── Available data ──

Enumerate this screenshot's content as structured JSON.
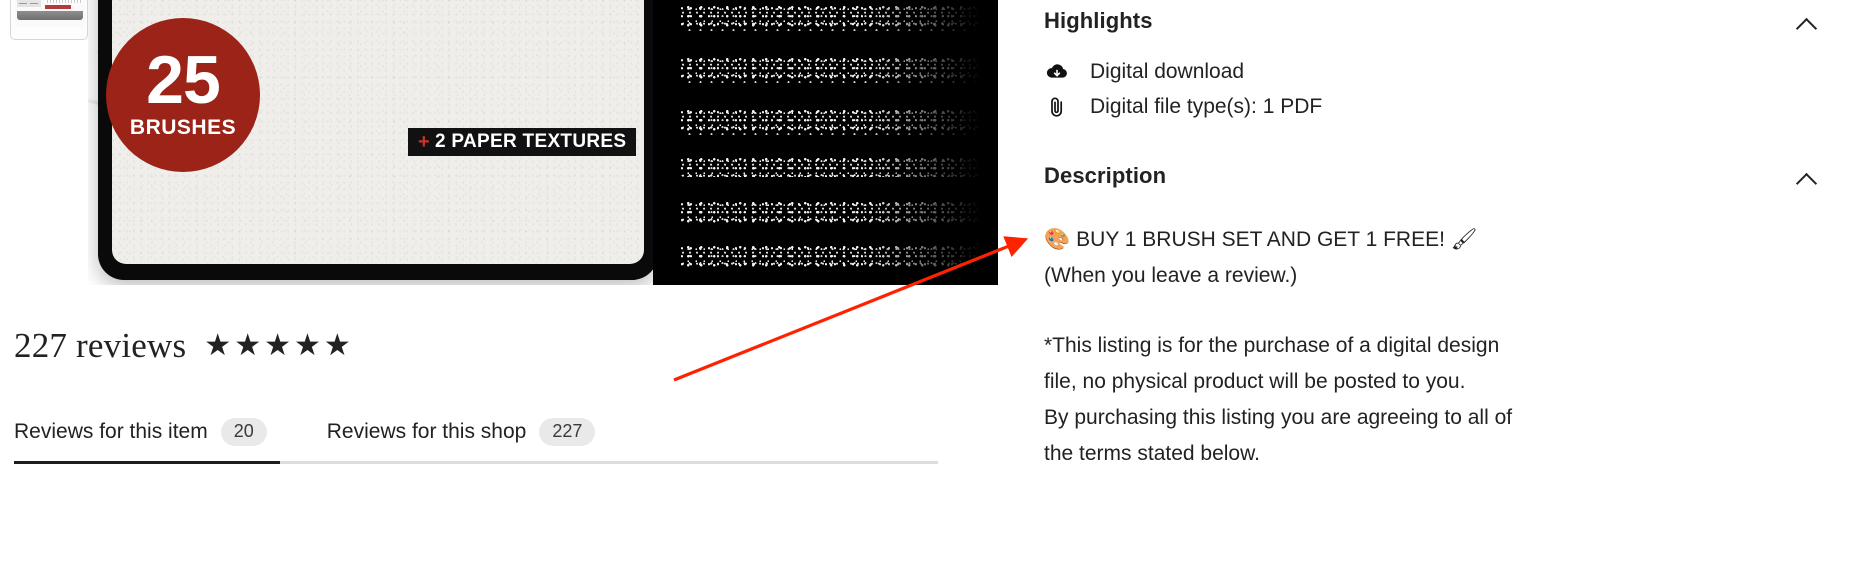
{
  "product_image": {
    "thumbnail_name": "product-thumbnail",
    "brush_badge": {
      "count": "25",
      "label": "BRUSHES"
    },
    "texture_ribbon": {
      "plus": "+",
      "label": "2 PAPER TEXTURES"
    }
  },
  "reviews": {
    "heading": "227 reviews",
    "stars": [
      "★",
      "★",
      "★",
      "★",
      "★"
    ],
    "star_count": 5,
    "tabs": [
      {
        "label": "Reviews for this item",
        "badge": "20",
        "active": true
      },
      {
        "label": "Reviews for this shop",
        "badge": "227",
        "active": false
      }
    ]
  },
  "highlights": {
    "title": "Highlights",
    "chevron": "chevron-up",
    "items": [
      {
        "icon": "download-cloud-icon",
        "label": "Digital download"
      },
      {
        "icon": "paperclip-icon",
        "label": "Digital file type(s): 1 PDF"
      }
    ]
  },
  "description": {
    "title": "Description",
    "chevron": "chevron-up",
    "promo_emoji_left": "🎨",
    "promo_text": "BUY 1 BRUSH SET AND GET 1 FREE!",
    "promo_emoji_right": "🖌",
    "promo_sub": "(When you leave a review.)",
    "terms_lines": [
      "*This listing is for the purchase of a digital design",
      "file, no physical product will be posted to you.",
      "By purchasing this listing you are agreeing to all of",
      "the terms stated below."
    ]
  },
  "annotation": {
    "type": "arrow",
    "color": "#FF2200",
    "points_to": "promo-line"
  },
  "colors": {
    "badge_red": "#9B2318",
    "ribbon_black": "#111111",
    "text": "#222222",
    "tab_badge_bg": "#E9E9E9",
    "active_underline": "#1D1D1D",
    "annotation_red": "#FF2200"
  }
}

───

### Set task:
Repeat all the data as it stands, dropping any images it holds.

### Completed exercise:
Enumerate this screenshot's content as structured JSON.
{
  "product_image": {
    "thumbnail_name": "product-thumbnail",
    "brush_badge": {
      "count": "25",
      "label": "BRUSHES"
    },
    "texture_ribbon": {
      "plus": "+",
      "label": "2 PAPER TEXTURES"
    }
  },
  "reviews": {
    "heading": "227 reviews",
    "stars": [
      "★",
      "★",
      "★",
      "★",
      "★"
    ],
    "star_count": 5,
    "tabs": [
      {
        "label": "Reviews for this item",
        "badge": "20",
        "active": true
      },
      {
        "label": "Reviews for this shop",
        "badge": "227",
        "active": false
      }
    ]
  },
  "highlights": {
    "title": "Highlights",
    "chevron": "chevron-up",
    "items": [
      {
        "icon": "download-cloud-icon",
        "label": "Digital download"
      },
      {
        "icon": "paperclip-icon",
        "label": "Digital file type(s): 1 PDF"
      }
    ]
  },
  "description": {
    "title": "Description",
    "chevron": "chevron-up",
    "promo_emoji_left": "🎨",
    "promo_text": "BUY 1 BRUSH SET AND GET 1 FREE!",
    "promo_emoji_right": "🖌",
    "promo_sub": "(When you leave a review.)",
    "terms_lines": [
      "*This listing is for the purchase of a digital design",
      "file, no physical product will be posted to you.",
      "By purchasing this listing you are agreeing to all of",
      "the terms stated below."
    ]
  },
  "annotation": {
    "type": "arrow",
    "color": "#FF2200",
    "points_to": "promo-line"
  },
  "colors": {
    "badge_red": "#9B2318",
    "ribbon_black": "#111111",
    "text": "#222222",
    "tab_badge_bg": "#E9E9E9",
    "active_underline": "#1D1D1D",
    "annotation_red": "#FF2200"
  }
}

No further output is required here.